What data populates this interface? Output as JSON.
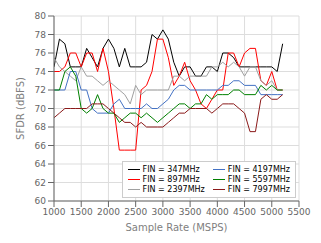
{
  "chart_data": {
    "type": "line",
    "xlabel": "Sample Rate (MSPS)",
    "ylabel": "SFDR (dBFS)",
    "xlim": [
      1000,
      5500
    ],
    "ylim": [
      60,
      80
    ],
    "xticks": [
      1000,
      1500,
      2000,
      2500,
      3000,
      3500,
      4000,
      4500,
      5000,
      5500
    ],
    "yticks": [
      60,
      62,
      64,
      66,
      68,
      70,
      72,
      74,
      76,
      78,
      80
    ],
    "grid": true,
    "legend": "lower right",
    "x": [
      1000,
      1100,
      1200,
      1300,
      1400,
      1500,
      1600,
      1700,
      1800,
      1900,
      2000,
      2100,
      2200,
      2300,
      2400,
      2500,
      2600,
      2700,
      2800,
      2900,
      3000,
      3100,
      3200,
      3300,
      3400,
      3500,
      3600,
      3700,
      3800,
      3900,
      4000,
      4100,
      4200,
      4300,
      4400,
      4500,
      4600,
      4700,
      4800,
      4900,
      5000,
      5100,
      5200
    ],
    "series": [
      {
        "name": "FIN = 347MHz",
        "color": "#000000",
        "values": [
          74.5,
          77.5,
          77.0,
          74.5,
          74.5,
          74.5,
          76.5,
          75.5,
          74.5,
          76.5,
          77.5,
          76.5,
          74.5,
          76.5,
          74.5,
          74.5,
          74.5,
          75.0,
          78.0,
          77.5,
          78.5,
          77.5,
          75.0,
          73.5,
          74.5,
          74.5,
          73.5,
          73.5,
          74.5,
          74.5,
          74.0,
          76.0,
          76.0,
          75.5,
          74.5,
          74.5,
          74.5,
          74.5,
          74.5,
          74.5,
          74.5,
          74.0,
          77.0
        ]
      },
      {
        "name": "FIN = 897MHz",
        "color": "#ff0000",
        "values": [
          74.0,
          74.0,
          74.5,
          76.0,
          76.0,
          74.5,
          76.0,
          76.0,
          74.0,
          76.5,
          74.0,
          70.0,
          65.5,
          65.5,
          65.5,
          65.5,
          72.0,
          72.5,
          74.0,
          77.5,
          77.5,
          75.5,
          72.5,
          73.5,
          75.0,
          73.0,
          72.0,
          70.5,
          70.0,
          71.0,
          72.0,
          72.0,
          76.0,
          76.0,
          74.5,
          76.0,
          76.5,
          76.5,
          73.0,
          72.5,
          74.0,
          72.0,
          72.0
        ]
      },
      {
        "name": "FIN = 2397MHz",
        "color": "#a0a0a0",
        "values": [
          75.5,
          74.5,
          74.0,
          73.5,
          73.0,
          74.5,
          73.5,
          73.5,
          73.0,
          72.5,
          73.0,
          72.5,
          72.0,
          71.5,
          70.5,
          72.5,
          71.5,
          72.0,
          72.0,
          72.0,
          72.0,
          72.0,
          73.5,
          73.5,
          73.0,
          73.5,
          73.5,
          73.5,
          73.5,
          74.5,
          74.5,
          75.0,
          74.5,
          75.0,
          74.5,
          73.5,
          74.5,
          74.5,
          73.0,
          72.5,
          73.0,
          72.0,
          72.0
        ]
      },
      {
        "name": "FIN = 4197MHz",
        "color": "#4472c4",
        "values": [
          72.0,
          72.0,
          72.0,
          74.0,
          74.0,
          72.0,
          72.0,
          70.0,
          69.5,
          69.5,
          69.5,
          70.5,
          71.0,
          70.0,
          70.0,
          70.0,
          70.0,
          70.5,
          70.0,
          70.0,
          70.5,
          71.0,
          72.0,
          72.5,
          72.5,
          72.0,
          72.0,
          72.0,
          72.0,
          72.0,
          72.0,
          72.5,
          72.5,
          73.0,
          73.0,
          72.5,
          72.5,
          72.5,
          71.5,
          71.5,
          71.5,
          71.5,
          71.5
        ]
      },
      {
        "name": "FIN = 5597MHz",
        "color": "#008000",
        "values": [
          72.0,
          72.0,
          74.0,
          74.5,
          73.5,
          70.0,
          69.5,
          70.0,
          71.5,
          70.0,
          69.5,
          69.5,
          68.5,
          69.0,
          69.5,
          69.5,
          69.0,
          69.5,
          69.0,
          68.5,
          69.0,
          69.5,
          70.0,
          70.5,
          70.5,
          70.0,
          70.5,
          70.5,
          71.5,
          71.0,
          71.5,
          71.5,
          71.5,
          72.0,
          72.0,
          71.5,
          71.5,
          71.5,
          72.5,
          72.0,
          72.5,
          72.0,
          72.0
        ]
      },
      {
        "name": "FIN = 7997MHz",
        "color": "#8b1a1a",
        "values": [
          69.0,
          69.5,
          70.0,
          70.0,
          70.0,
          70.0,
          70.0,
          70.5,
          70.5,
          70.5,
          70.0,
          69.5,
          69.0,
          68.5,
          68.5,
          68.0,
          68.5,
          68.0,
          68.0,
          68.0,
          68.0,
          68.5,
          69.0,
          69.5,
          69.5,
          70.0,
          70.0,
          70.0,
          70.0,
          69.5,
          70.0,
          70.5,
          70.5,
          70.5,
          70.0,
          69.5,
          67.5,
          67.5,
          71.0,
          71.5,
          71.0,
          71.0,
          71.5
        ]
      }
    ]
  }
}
###
- [Prompt]: Gather from the entries above all lines that include the string "color".

- [Solution for this problem]:
        "color": "#000000",
        "color": "#ff0000",
        "color": "#a0a0a0",
        "color": "#4472c4",
        "color": "#008000",
        "color": "#8b1a1a",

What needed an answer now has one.